# start of Data for the task

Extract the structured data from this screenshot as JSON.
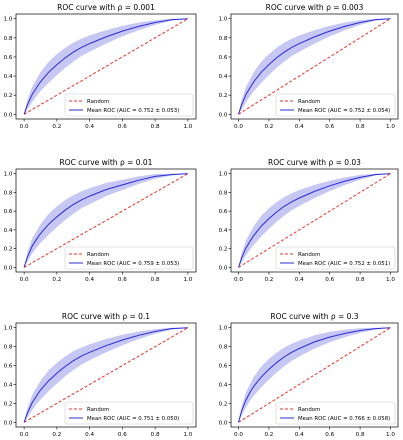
{
  "chart_data": [
    {
      "type": "line",
      "title": "ROC curve with ρ = 0.001",
      "xlim": [
        0,
        1
      ],
      "ylim": [
        0,
        1
      ],
      "xticks": [
        "0.0",
        "0.2",
        "0.4",
        "0.6",
        "0.8",
        "1.0"
      ],
      "yticks": [
        "0.0",
        "0.2",
        "0.4",
        "0.6",
        "0.8",
        "1.0"
      ],
      "grid": false,
      "legend_position": "lower-right",
      "series": [
        {
          "name": "Random",
          "style": "dashed",
          "color": "#e8322e",
          "x": [
            0,
            1
          ],
          "y": [
            0,
            1
          ]
        },
        {
          "name": "Mean ROC (AUC = 0.752 ± 0.053)",
          "color": "#2b2bd6",
          "x": [
            0,
            0.02,
            0.05,
            0.08,
            0.1,
            0.15,
            0.2,
            0.25,
            0.3,
            0.35,
            0.4,
            0.5,
            0.6,
            0.7,
            0.8,
            0.9,
            1.0
          ],
          "y": [
            0,
            0.1,
            0.21,
            0.29,
            0.34,
            0.44,
            0.52,
            0.59,
            0.65,
            0.7,
            0.74,
            0.81,
            0.87,
            0.92,
            0.96,
            0.99,
            1.0
          ],
          "band_width": [
            0,
            0.05,
            0.08,
            0.09,
            0.1,
            0.11,
            0.11,
            0.105,
            0.1,
            0.09,
            0.085,
            0.07,
            0.055,
            0.04,
            0.025,
            0.01,
            0
          ]
        }
      ]
    },
    {
      "type": "line",
      "title": "ROC curve with ρ = 0.003",
      "xlim": [
        0,
        1
      ],
      "ylim": [
        0,
        1
      ],
      "xticks": [
        "0.0",
        "0.2",
        "0.4",
        "0.6",
        "0.8",
        "1.0"
      ],
      "yticks": [
        "0.0",
        "0.2",
        "0.4",
        "0.6",
        "0.8",
        "1.0"
      ],
      "grid": false,
      "legend_position": "lower-right",
      "series": [
        {
          "name": "Random",
          "style": "dashed",
          "color": "#e8322e",
          "x": [
            0,
            1
          ],
          "y": [
            0,
            1
          ]
        },
        {
          "name": "Mean ROC (AUC = 0.752 ± 0.054)",
          "color": "#2b2bd6",
          "x": [
            0,
            0.02,
            0.05,
            0.08,
            0.1,
            0.15,
            0.2,
            0.25,
            0.3,
            0.35,
            0.4,
            0.5,
            0.6,
            0.7,
            0.8,
            0.9,
            1.0
          ],
          "y": [
            0,
            0.1,
            0.21,
            0.29,
            0.34,
            0.44,
            0.52,
            0.59,
            0.65,
            0.7,
            0.74,
            0.81,
            0.87,
            0.92,
            0.96,
            0.99,
            1.0
          ],
          "band_width": [
            0,
            0.05,
            0.08,
            0.09,
            0.1,
            0.11,
            0.11,
            0.105,
            0.1,
            0.09,
            0.085,
            0.07,
            0.055,
            0.04,
            0.025,
            0.01,
            0
          ]
        }
      ]
    },
    {
      "type": "line",
      "title": "ROC curve with ρ = 0.01",
      "xlim": [
        0,
        1
      ],
      "ylim": [
        0,
        1
      ],
      "xticks": [
        "0.0",
        "0.2",
        "0.4",
        "0.6",
        "0.8",
        "1.0"
      ],
      "yticks": [
        "0.0",
        "0.2",
        "0.4",
        "0.6",
        "0.8",
        "1.0"
      ],
      "grid": false,
      "legend_position": "lower-right",
      "series": [
        {
          "name": "Random",
          "style": "dashed",
          "color": "#e8322e",
          "x": [
            0,
            1
          ],
          "y": [
            0,
            1
          ]
        },
        {
          "name": "Mean ROC (AUC = 0.759 ± 0.053)",
          "color": "#2b2bd6",
          "x": [
            0,
            0.02,
            0.05,
            0.08,
            0.1,
            0.15,
            0.2,
            0.25,
            0.3,
            0.35,
            0.4,
            0.5,
            0.6,
            0.7,
            0.8,
            0.9,
            1.0
          ],
          "y": [
            0,
            0.11,
            0.23,
            0.31,
            0.36,
            0.46,
            0.54,
            0.61,
            0.67,
            0.72,
            0.76,
            0.83,
            0.88,
            0.93,
            0.97,
            0.99,
            1.0
          ],
          "band_width": [
            0,
            0.05,
            0.08,
            0.09,
            0.1,
            0.11,
            0.11,
            0.105,
            0.1,
            0.09,
            0.085,
            0.07,
            0.055,
            0.04,
            0.025,
            0.01,
            0
          ]
        }
      ]
    },
    {
      "type": "line",
      "title": "ROC curve with ρ = 0.03",
      "xlim": [
        0,
        1
      ],
      "ylim": [
        0,
        1
      ],
      "xticks": [
        "0.0",
        "0.2",
        "0.4",
        "0.6",
        "0.8",
        "1.0"
      ],
      "yticks": [
        "0.0",
        "0.2",
        "0.4",
        "0.6",
        "0.8",
        "1.0"
      ],
      "grid": false,
      "legend_position": "lower-right",
      "series": [
        {
          "name": "Random",
          "style": "dashed",
          "color": "#e8322e",
          "x": [
            0,
            1
          ],
          "y": [
            0,
            1
          ]
        },
        {
          "name": "Mean ROC (AUC = 0.752 ± 0.051)",
          "color": "#2b2bd6",
          "x": [
            0,
            0.02,
            0.05,
            0.08,
            0.1,
            0.15,
            0.2,
            0.25,
            0.3,
            0.35,
            0.4,
            0.5,
            0.6,
            0.7,
            0.8,
            0.9,
            1.0
          ],
          "y": [
            0,
            0.1,
            0.21,
            0.29,
            0.34,
            0.44,
            0.52,
            0.59,
            0.65,
            0.7,
            0.74,
            0.81,
            0.87,
            0.92,
            0.96,
            0.99,
            1.0
          ],
          "band_width": [
            0,
            0.05,
            0.08,
            0.09,
            0.1,
            0.11,
            0.11,
            0.105,
            0.1,
            0.09,
            0.085,
            0.07,
            0.055,
            0.04,
            0.025,
            0.01,
            0
          ]
        }
      ]
    },
    {
      "type": "line",
      "title": "ROC curve with ρ = 0.1",
      "xlim": [
        0,
        1
      ],
      "ylim": [
        0,
        1
      ],
      "xticks": [
        "0.0",
        "0.2",
        "0.4",
        "0.6",
        "0.8",
        "1.0"
      ],
      "yticks": [
        "0.0",
        "0.2",
        "0.4",
        "0.6",
        "0.8",
        "1.0"
      ],
      "grid": false,
      "legend_position": "lower-right",
      "series": [
        {
          "name": "Random",
          "style": "dashed",
          "color": "#e8322e",
          "x": [
            0,
            1
          ],
          "y": [
            0,
            1
          ]
        },
        {
          "name": "Mean ROC (AUC = 0.751 ± 0.050)",
          "color": "#2b2bd6",
          "x": [
            0,
            0.02,
            0.05,
            0.08,
            0.1,
            0.15,
            0.2,
            0.25,
            0.3,
            0.35,
            0.4,
            0.5,
            0.6,
            0.7,
            0.8,
            0.9,
            1.0
          ],
          "y": [
            0,
            0.1,
            0.21,
            0.29,
            0.34,
            0.44,
            0.52,
            0.59,
            0.65,
            0.7,
            0.74,
            0.81,
            0.87,
            0.92,
            0.96,
            0.99,
            1.0
          ],
          "band_width": [
            0,
            0.05,
            0.08,
            0.09,
            0.1,
            0.11,
            0.11,
            0.105,
            0.1,
            0.09,
            0.085,
            0.07,
            0.055,
            0.04,
            0.025,
            0.01,
            0
          ]
        }
      ]
    },
    {
      "type": "line",
      "title": "ROC curve with ρ = 0.3",
      "xlim": [
        0,
        1
      ],
      "ylim": [
        0,
        1
      ],
      "xticks": [
        "0.0",
        "0.2",
        "0.4",
        "0.6",
        "0.8",
        "1.0"
      ],
      "yticks": [
        "0.0",
        "0.2",
        "0.4",
        "0.6",
        "0.8",
        "1.0"
      ],
      "grid": false,
      "legend_position": "lower-right",
      "series": [
        {
          "name": "Random",
          "style": "dashed",
          "color": "#e8322e",
          "x": [
            0,
            1
          ],
          "y": [
            0,
            1
          ]
        },
        {
          "name": "Mean ROC (AUC = 0.766 ± 0.058)",
          "color": "#2b2bd6",
          "x": [
            0,
            0.02,
            0.05,
            0.08,
            0.1,
            0.15,
            0.2,
            0.25,
            0.3,
            0.35,
            0.4,
            0.5,
            0.6,
            0.7,
            0.8,
            0.9,
            1.0
          ],
          "y": [
            0,
            0.12,
            0.24,
            0.33,
            0.38,
            0.48,
            0.56,
            0.63,
            0.69,
            0.74,
            0.78,
            0.85,
            0.9,
            0.94,
            0.97,
            0.99,
            1.0
          ],
          "band_width": [
            0,
            0.05,
            0.08,
            0.09,
            0.1,
            0.11,
            0.11,
            0.105,
            0.1,
            0.09,
            0.085,
            0.07,
            0.055,
            0.04,
            0.025,
            0.01,
            0
          ]
        }
      ]
    }
  ],
  "colors": {
    "band_fill": "#b4b4f0",
    "axis": "#000000"
  }
}
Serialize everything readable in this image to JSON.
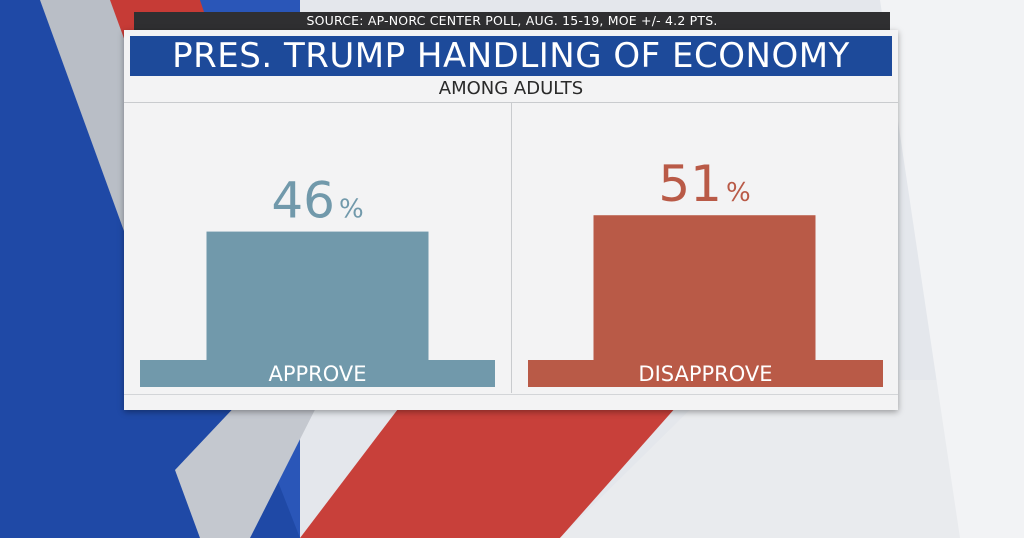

# end of Data for the task

Exercise objective: Gather each line of the records holding the string "Mean".

Answer for this exercise:
          "name": "Mean ROC (AUC = 0.752 ± 0.053)",
          "name": "Mean ROC (AUC = 0.752 ± 0.054)",
          "name": "Mean ROC (AUC = 0.759 ± 0.053)",
          "name": "Mean ROC (AUC = 0.752 ± 0.051)",
          "name": "Mean ROC (AUC = 0.751 ± 0.050)",
          "name": "Mean ROC (AUC = 0.766 ± 0.058)",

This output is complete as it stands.